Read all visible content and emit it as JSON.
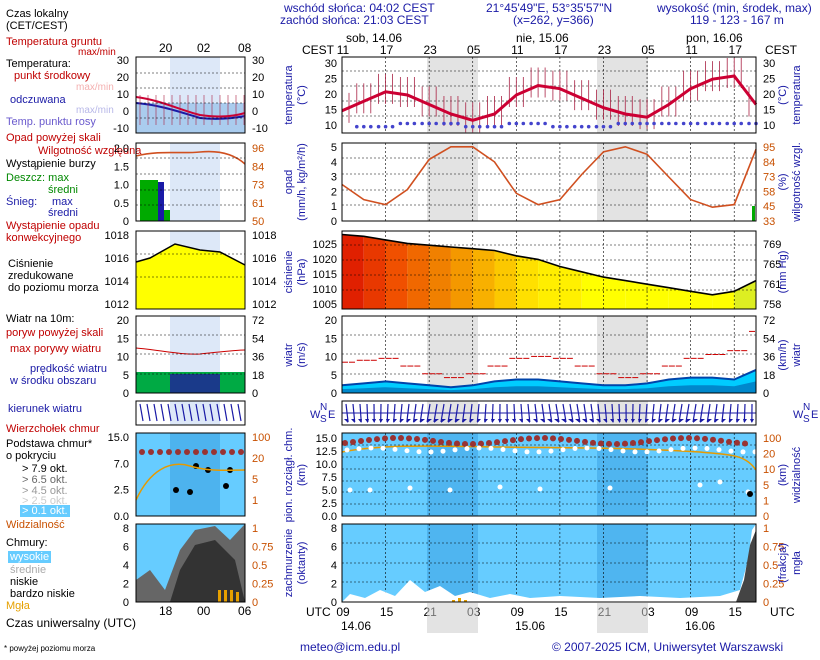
{
  "header": {
    "sunrise": "wschód słońca: 04:02 CEST",
    "sunset": "zachód słońca: 21:03 CEST",
    "coords": "21°45'49\"E, 53°35'57\"N",
    "grid": "(x=262, y=366)",
    "elev_label": "wysokość (min, środek, max)",
    "elev_values": "119 - 123 - 167 m"
  },
  "top_axis": {
    "tz": "CEST",
    "days": [
      "sob, 14.06",
      "nie, 15.06",
      "pon, 16.06"
    ],
    "hours": [
      "11",
      "17",
      "23",
      "05",
      "11",
      "17",
      "23",
      "05",
      "11",
      "17"
    ]
  },
  "bottom_axis": {
    "tz": "UTC",
    "hours": [
      "09",
      "15",
      "21",
      "03",
      "09",
      "15",
      "21",
      "03",
      "09",
      "15"
    ],
    "dates": [
      "14.06",
      "15.06",
      "16.06"
    ]
  },
  "legend": {
    "local_time": "Czas lokalny",
    "local_time2": "(CET/CEST)",
    "ground_temp": "Temperatura gruntu",
    "ground_temp2": "max/min",
    "temperature": "Temperatura:",
    "mid_point": "punkt środkowy",
    "maxmin": "max/min",
    "felt": "odczuwana",
    "maxmin2": "max/min",
    "dew": "Temp. punktu rosy",
    "precip_over": "Opad powyżej skali",
    "storm": "Wystąpienie burzy",
    "rain": "Deszcz: max",
    "avg1": "średni",
    "snow": "Śnieg:",
    "max2": "max",
    "avg2": "średni",
    "precip_occ": "Wystąpienie opadu",
    "precip_occ2": "konwekcyjnego",
    "humidity": "Wilgotność względna",
    "pressure1": "Ciśnienie",
    "pressure2": "zredukowane",
    "pressure3": "do poziomu morza",
    "wind10": "Wiatr na 10m:",
    "gust_over": "poryw powyżej skali",
    "gust_max": "max porywy wiatru",
    "wind_avg": "prędkość wiatru",
    "wind_avg2": "w środku obszaru",
    "wind_dir": "kierunek wiatru",
    "cloud_top": "Wierzchołek chmur",
    "cloud_base": "Podstawa chmur*",
    "cover": "o pokryciu",
    "okt79": "> 7.9 okt.",
    "okt65": "> 6.5 okt.",
    "okt45": "> 4.5 okt.",
    "okt25": "> 2.5 okt.",
    "okt01": "> 0.1 okt.",
    "visibility": "Widzialność",
    "clouds": "Chmury:",
    "high": "wysokie",
    "mid": "średnie",
    "low": "niskie",
    "vlow": "bardzo niskie",
    "fog": "Mgła",
    "utc": "Czas uniwersalny (UTC)",
    "footnote": "* powyżej poziomu morza"
  },
  "small_axis_top": [
    "20",
    "02",
    "08"
  ],
  "small_axis_bottom": [
    "18",
    "00",
    "06"
  ],
  "panel_labels": {
    "temp": "temperatura (°C)",
    "precip": "opad (mm/h, kg/m²/h)",
    "humid": "wilgotność wzgl. (%)",
    "press": "ciśnienie (hPa)",
    "press_mm": "(mm Hg)",
    "wind": "wiatr (m/s)",
    "wind_kmh": "wiatr (km/h)",
    "cloud": "pion. rozciągł. chm. (km)",
    "vis": "widzialność (km)",
    "cover": "zachmurzenie (oktanty)",
    "fog": "mgła (frakcja)"
  },
  "ticks": {
    "temp": [
      "30",
      "25",
      "20",
      "15",
      "10"
    ],
    "precip": [
      "5",
      "4",
      "3",
      "2",
      "1",
      "0"
    ],
    "humid": [
      "95",
      "84",
      "73",
      "58",
      "45",
      "33"
    ],
    "press": [
      "1025",
      "1020",
      "1015",
      "1010",
      "1005"
    ],
    "press_mm": [
      "769",
      "765",
      "761",
      "758"
    ],
    "wind": [
      "20",
      "15",
      "10",
      "5",
      "0"
    ],
    "wind_kmh": [
      "72",
      "54",
      "36",
      "18",
      "0"
    ],
    "cloud": [
      "15.0",
      "12.5",
      "10.0",
      "7.5",
      "5.0",
      "2.5",
      "0.0"
    ],
    "vis": [
      "100",
      "20",
      "10",
      "5",
      "1",
      "0"
    ],
    "cover": [
      "8",
      "6",
      "4",
      "2",
      "0"
    ],
    "fog": [
      "1",
      "0.75",
      "0.5",
      "0.25",
      "0"
    ],
    "s_temp_l": [
      "30",
      "20",
      "10",
      "0",
      "-10"
    ],
    "s_temp_r": [
      "30",
      "20",
      "10",
      "0",
      "-10"
    ],
    "s_precip": [
      "2.0",
      "1.5",
      "1.0",
      "0.5",
      "0"
    ],
    "s_humid": [
      "96",
      "84",
      "73",
      "61",
      "50"
    ],
    "s_press": [
      "1018",
      "1016",
      "1014",
      "1012"
    ],
    "s_wind": [
      "20",
      "15",
      "10",
      "5",
      "0"
    ],
    "s_wind_r": [
      "72",
      "54",
      "36",
      "18",
      "0"
    ],
    "s_cloud": [
      "15.0",
      "7.0",
      "2.5",
      "0.0"
    ],
    "s_vis": [
      "100",
      "20",
      "5",
      "1"
    ],
    "s_cover": [
      "8",
      "6",
      "4",
      "2",
      "0"
    ],
    "s_fog": [
      "1",
      "0.75",
      "0.5",
      "0.25",
      "0"
    ]
  },
  "footer": {
    "email": "meteo@icm.edu.pl",
    "copyright": "© 2007-2025 ICM, Uniwersytet Warszawski"
  },
  "colors": {
    "temp_line": "#cc0033",
    "dew_dots": "#4444cc",
    "humidity": "#d05020",
    "pressure_line": "#000000",
    "wind_fill": "#00ccff",
    "wind_dark": "#0044aa",
    "gust": "#cc0000",
    "cloud_bg": "#66ccff",
    "night": "#cccccc"
  },
  "chart_data": [
    {
      "type": "line",
      "title": "temperatura",
      "ylabel": "temperatura (°C)",
      "ylim": [
        8,
        32
      ],
      "x": [
        "11",
        "14",
        "17",
        "20",
        "23",
        "02",
        "05",
        "08",
        "11",
        "14",
        "17",
        "20",
        "23",
        "02",
        "05",
        "08",
        "11",
        "14",
        "17",
        "20"
      ],
      "series": [
        {
          "name": "punkt środkowy",
          "values": [
            15,
            18,
            21,
            20,
            17,
            14,
            12,
            14,
            20,
            23,
            22,
            19,
            16,
            14,
            13,
            17,
            22,
            25,
            26,
            17
          ]
        },
        {
          "name": "Temp. punktu rosy",
          "values": [
            9,
            10,
            10,
            11,
            11,
            11,
            10,
            10,
            11,
            11,
            10,
            10,
            10,
            11,
            11,
            11,
            11,
            11,
            11,
            11
          ]
        }
      ]
    },
    {
      "type": "line",
      "title": "wilgotność",
      "ylabel": "wilgotność wzgl. (%)",
      "ylim": [
        33,
        95
      ],
      "x": [
        "11",
        "14",
        "17",
        "20",
        "23",
        "02",
        "05",
        "08",
        "11",
        "14",
        "17",
        "20",
        "23",
        "02",
        "05",
        "08",
        "11",
        "14",
        "17",
        "20"
      ],
      "series": [
        {
          "name": "Wilgotność względna",
          "values": [
            62,
            50,
            46,
            58,
            82,
            92,
            92,
            80,
            55,
            46,
            50,
            70,
            88,
            92,
            86,
            68,
            50,
            44,
            46,
            90
          ]
        }
      ]
    },
    {
      "type": "area",
      "title": "ciśnienie",
      "ylabel": "ciśnienie (hPa)",
      "ylim": [
        1005,
        1027
      ],
      "x": [
        "11",
        "14",
        "17",
        "20",
        "23",
        "02",
        "05",
        "08",
        "11",
        "14",
        "17",
        "20",
        "23",
        "02",
        "05",
        "08",
        "11",
        "14",
        "17",
        "20"
      ],
      "series": [
        {
          "name": "Ciśnienie",
          "values": [
            1026,
            1025.5,
            1024.5,
            1023.5,
            1023,
            1022.5,
            1022,
            1021.5,
            1020,
            1019,
            1017,
            1015.5,
            1014,
            1013,
            1012,
            1011,
            1010,
            1009,
            1010,
            1013
          ]
        }
      ]
    },
    {
      "type": "line",
      "title": "wiatr",
      "ylabel": "wiatr (m/s)",
      "ylim": [
        0,
        20
      ],
      "x": [
        "11",
        "14",
        "17",
        "20",
        "23",
        "02",
        "05",
        "08",
        "11",
        "14",
        "17",
        "20",
        "23",
        "02",
        "05",
        "08",
        "11",
        "14",
        "17",
        "20"
      ],
      "series": [
        {
          "name": "prędkość wiatru",
          "values": [
            2,
            2.5,
            3,
            2.5,
            2,
            1.5,
            2,
            3,
            3.5,
            3.5,
            3,
            2.5,
            2,
            2,
            2.5,
            3.5,
            4,
            4,
            3.5,
            6
          ]
        },
        {
          "name": "max porywy wiatru",
          "values": [
            8,
            8.5,
            9,
            7,
            5,
            4,
            5,
            7,
            9,
            9.5,
            9,
            7,
            5,
            4,
            5,
            7,
            9,
            10,
            11,
            16
          ]
        }
      ]
    }
  ]
}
------------------------------------------------
▶ _TASK INSTRUCTIONS_
Give the number of lines in the records that contain the string "względna", and nothing besides.

▶ _PROBLEM SOLUTION_
2